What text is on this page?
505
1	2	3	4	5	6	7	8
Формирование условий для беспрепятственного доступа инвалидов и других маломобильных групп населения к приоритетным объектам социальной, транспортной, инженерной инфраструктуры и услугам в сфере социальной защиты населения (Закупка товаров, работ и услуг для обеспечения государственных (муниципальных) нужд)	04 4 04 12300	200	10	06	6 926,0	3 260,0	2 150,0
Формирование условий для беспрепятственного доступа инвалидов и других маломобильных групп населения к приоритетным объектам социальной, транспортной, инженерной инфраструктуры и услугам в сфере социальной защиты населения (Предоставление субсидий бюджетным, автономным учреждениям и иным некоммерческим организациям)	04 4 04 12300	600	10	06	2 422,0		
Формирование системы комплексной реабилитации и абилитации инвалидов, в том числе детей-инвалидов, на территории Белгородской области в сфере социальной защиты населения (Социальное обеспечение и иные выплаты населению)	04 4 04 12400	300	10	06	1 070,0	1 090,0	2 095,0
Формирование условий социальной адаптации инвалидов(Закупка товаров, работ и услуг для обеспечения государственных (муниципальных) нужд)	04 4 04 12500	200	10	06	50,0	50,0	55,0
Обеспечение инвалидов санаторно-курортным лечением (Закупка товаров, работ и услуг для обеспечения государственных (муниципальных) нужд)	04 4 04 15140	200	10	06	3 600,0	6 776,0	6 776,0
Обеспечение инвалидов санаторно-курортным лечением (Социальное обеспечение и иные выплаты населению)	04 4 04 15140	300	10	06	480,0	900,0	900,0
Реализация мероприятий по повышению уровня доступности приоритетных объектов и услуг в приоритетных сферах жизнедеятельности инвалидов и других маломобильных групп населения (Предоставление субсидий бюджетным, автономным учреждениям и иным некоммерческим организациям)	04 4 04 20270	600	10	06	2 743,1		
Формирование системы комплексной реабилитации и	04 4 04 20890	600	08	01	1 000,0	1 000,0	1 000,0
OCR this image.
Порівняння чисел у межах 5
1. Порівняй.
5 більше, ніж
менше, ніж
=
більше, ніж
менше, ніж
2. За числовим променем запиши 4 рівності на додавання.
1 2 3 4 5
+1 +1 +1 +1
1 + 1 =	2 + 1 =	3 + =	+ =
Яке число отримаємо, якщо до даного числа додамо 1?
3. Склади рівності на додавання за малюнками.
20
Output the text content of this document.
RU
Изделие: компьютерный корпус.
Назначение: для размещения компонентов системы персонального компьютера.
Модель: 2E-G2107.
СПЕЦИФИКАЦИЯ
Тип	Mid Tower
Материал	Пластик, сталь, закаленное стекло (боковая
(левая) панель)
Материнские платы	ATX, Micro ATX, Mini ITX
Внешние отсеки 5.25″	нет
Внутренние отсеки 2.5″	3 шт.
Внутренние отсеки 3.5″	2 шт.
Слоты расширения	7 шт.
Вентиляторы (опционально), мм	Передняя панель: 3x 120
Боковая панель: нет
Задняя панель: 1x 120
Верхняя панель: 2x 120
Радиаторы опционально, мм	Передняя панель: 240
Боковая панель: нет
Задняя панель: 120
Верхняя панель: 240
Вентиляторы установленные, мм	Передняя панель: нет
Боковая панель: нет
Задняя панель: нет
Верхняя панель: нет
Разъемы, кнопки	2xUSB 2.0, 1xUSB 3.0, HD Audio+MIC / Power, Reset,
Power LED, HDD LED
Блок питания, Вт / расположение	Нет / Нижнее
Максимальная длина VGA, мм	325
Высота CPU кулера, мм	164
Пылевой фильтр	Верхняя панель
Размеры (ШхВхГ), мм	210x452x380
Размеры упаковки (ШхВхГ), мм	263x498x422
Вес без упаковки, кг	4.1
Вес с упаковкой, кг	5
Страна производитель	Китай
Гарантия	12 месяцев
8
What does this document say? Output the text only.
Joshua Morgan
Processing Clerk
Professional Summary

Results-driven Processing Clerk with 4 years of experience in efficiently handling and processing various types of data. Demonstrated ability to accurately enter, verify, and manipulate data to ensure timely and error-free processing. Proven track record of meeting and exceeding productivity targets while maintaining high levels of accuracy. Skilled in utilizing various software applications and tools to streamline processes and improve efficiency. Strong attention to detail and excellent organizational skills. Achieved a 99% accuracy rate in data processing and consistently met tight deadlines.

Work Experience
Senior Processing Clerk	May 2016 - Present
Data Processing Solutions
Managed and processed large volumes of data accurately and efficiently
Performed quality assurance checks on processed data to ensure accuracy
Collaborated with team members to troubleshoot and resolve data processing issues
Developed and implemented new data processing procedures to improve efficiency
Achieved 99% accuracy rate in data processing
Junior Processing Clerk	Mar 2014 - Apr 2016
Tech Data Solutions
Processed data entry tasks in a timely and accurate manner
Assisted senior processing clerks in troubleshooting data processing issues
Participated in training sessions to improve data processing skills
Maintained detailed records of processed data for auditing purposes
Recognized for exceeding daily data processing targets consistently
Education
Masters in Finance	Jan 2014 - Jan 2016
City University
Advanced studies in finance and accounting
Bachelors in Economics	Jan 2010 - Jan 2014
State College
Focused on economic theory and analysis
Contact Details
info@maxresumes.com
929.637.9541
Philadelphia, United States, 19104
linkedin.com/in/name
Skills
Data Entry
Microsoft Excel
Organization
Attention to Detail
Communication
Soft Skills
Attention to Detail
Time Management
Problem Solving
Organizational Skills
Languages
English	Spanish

→ The task: Copy every line in the records above that contains the word "субсидий".

→ Correct answer:
Формирование условий для беспрепятственного доступа инвалидов и других маломобильных групп населения к приоритетным объектам социальной, транспортной, инженерной инфраструктуры и услугам в сфере социальной защиты населения (Предоставление субсидий бюджетным, автономным учреждениям и иным некоммерческим организациям)	04 4 04 12300	600	10	06	2 422,0		
Реализация мероприятий по повышению уровня доступности приоритетных объектов и услуг в приоритетных сферах жизнедеятельности инвалидов и других маломобильных групп населения (Предоставление субсидий бюджетным, автономным учреждениям и иным некоммерческим организациям)	04 4 04 20270	600	10	06	2 743,1		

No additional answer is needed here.